Pull out every line below that holds the word "Quick".

EXTRACTED INFORMATION ::

------------------------------------

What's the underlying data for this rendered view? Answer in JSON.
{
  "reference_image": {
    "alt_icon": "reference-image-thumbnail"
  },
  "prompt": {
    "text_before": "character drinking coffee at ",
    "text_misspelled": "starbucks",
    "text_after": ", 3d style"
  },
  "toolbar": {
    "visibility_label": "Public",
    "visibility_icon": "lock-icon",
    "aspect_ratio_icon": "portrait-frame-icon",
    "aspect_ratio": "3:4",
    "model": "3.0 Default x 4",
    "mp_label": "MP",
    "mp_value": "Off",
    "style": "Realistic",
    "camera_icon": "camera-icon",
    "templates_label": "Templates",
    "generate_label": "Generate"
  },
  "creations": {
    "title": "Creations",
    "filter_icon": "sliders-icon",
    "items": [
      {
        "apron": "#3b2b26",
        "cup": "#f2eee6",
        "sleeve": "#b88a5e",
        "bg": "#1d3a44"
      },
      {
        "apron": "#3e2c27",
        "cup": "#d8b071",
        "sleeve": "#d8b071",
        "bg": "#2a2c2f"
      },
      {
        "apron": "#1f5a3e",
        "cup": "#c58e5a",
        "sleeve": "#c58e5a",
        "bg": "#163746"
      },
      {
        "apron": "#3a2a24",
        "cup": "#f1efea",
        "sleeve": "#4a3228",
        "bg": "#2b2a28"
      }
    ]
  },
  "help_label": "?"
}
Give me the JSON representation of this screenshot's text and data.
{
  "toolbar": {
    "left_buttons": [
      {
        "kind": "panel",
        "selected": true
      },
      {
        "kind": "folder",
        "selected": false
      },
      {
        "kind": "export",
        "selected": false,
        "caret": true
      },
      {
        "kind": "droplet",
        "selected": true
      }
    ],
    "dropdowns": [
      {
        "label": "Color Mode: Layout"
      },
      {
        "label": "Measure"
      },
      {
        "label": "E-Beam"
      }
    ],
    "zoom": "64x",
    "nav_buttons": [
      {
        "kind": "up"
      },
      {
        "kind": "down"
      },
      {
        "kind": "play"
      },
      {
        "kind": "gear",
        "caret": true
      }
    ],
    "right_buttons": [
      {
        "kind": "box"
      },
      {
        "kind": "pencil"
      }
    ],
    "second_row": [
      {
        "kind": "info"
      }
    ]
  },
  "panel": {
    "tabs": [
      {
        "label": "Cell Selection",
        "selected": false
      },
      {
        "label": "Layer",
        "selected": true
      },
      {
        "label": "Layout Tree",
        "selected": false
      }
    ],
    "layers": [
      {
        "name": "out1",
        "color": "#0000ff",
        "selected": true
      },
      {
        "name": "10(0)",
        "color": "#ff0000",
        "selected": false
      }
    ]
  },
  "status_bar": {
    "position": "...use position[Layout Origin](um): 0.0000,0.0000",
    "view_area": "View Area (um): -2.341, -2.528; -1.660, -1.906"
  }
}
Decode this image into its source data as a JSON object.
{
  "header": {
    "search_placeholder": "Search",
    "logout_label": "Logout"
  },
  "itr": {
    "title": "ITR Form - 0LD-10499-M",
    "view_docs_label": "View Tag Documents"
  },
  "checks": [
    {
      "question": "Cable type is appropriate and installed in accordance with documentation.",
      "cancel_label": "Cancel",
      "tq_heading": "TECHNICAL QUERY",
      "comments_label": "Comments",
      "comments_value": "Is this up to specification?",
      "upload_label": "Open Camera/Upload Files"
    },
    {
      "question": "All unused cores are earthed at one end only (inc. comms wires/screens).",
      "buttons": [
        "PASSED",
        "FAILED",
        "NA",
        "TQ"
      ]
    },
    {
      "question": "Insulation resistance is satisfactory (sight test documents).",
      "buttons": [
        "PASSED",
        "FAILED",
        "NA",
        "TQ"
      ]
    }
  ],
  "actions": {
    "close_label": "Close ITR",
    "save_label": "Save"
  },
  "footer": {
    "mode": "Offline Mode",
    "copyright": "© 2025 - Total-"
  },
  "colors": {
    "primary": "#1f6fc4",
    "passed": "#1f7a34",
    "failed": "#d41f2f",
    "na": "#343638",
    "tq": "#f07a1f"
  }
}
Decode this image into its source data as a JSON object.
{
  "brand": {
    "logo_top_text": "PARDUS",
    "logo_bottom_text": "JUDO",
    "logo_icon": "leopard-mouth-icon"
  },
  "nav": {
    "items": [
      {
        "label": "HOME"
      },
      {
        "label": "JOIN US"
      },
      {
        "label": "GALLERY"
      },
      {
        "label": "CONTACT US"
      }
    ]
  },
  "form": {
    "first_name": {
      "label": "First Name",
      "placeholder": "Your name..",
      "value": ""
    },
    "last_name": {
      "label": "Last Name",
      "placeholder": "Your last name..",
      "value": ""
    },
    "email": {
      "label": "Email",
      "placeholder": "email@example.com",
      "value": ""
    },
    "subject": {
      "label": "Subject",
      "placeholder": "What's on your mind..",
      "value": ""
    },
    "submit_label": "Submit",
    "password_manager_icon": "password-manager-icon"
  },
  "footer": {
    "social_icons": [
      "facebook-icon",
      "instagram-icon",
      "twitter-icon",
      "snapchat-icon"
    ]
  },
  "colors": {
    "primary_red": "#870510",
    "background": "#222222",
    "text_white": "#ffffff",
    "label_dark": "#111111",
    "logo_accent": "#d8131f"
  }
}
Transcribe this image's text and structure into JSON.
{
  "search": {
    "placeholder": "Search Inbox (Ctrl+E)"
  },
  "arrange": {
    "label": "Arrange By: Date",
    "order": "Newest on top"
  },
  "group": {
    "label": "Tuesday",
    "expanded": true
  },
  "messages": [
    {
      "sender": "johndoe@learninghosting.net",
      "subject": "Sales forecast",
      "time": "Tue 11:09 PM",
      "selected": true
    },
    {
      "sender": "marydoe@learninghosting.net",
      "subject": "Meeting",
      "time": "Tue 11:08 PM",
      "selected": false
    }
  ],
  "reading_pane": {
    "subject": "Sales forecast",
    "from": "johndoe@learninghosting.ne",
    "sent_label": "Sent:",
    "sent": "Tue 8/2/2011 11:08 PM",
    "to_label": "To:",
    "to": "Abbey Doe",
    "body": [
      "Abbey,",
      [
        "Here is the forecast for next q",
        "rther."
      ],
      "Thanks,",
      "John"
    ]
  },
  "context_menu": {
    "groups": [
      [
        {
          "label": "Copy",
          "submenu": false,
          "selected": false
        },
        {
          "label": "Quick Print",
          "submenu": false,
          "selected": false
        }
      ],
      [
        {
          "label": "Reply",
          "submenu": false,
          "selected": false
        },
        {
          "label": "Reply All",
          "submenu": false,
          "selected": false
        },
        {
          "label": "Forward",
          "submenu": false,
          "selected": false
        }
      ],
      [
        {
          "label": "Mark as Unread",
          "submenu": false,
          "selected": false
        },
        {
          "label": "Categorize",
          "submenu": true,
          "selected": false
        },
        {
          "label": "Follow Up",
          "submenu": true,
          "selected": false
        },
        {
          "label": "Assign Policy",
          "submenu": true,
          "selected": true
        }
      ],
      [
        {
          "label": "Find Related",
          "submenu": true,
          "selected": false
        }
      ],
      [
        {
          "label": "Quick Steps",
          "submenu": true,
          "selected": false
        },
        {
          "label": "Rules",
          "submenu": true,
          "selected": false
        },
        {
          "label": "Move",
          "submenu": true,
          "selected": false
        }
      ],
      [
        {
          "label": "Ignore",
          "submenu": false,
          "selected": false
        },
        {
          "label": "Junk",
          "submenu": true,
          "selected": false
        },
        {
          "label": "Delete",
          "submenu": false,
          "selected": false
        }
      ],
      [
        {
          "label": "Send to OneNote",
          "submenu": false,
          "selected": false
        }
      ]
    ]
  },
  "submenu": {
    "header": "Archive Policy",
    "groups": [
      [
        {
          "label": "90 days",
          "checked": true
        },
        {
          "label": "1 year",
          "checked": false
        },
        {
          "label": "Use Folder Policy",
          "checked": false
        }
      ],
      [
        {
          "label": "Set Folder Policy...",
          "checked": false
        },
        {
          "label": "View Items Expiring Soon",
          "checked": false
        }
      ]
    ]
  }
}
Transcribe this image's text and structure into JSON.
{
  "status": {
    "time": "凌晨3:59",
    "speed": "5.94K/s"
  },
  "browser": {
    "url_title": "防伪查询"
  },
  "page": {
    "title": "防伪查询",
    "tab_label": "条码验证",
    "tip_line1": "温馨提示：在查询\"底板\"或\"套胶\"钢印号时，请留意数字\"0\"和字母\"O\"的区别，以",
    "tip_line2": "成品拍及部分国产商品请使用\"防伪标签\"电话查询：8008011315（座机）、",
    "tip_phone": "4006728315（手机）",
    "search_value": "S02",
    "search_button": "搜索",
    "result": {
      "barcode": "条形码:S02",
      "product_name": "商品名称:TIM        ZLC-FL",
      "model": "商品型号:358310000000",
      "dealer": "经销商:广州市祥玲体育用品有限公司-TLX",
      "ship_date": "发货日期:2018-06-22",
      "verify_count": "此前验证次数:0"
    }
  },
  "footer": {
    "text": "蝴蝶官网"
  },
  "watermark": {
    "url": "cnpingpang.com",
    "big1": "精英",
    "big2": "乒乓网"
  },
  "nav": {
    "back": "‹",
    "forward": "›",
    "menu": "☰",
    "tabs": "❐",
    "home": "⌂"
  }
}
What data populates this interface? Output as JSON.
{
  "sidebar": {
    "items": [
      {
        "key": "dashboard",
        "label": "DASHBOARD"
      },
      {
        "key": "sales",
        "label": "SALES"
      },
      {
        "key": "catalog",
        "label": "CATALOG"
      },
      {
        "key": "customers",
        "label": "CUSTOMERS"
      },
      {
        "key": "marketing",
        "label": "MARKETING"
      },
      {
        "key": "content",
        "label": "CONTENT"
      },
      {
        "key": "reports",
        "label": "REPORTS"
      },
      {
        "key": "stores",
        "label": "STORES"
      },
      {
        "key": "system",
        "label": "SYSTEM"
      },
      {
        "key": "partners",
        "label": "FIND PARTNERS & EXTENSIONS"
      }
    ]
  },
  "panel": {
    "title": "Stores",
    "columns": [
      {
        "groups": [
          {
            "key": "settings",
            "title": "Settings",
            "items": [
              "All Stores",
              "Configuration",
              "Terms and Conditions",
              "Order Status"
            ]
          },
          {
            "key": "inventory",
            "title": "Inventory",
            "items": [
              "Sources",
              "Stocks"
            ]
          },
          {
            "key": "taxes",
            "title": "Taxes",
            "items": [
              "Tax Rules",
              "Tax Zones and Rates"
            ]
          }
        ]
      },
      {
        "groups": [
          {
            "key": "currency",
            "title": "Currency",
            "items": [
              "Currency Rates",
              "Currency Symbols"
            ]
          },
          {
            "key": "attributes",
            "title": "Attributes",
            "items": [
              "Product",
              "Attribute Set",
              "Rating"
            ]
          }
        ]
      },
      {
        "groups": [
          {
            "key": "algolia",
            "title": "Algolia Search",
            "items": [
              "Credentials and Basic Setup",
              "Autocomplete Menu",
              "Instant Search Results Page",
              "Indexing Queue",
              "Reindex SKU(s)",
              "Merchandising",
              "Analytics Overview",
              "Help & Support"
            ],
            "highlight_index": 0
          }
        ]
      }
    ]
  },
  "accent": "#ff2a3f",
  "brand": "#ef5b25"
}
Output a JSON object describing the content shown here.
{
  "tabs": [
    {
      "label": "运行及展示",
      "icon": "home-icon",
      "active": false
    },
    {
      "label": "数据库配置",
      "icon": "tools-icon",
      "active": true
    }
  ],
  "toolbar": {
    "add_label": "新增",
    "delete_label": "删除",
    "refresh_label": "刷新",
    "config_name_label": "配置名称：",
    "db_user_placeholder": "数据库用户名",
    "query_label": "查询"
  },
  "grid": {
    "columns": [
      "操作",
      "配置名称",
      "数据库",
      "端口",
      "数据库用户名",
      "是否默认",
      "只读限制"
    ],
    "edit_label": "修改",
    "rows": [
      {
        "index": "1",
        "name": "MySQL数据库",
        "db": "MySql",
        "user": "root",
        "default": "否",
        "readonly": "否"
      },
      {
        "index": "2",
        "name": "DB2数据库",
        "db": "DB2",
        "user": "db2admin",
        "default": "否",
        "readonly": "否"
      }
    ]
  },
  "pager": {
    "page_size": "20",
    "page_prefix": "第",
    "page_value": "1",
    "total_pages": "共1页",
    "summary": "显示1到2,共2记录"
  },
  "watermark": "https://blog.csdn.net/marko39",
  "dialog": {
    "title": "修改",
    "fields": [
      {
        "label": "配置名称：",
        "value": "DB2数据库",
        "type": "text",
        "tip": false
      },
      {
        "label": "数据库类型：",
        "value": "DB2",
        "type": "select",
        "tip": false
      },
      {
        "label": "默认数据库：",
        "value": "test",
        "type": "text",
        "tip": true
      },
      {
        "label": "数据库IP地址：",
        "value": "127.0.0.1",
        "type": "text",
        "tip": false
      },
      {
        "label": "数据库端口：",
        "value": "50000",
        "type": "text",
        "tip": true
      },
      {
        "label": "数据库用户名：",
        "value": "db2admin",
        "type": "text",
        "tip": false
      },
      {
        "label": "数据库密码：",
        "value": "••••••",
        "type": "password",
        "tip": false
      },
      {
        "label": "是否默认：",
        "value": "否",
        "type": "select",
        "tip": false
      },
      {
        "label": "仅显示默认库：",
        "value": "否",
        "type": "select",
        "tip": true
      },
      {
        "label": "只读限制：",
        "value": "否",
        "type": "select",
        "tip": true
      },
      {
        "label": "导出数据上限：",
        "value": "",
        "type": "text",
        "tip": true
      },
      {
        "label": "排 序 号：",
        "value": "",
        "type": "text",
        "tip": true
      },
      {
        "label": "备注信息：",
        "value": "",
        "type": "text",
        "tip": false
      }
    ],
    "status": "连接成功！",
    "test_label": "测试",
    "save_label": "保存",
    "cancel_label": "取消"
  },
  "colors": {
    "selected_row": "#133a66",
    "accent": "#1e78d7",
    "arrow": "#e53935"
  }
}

------------------------------------

THE RESULT ::
          "label": "Quick Print",
          "label": "Quick Steps",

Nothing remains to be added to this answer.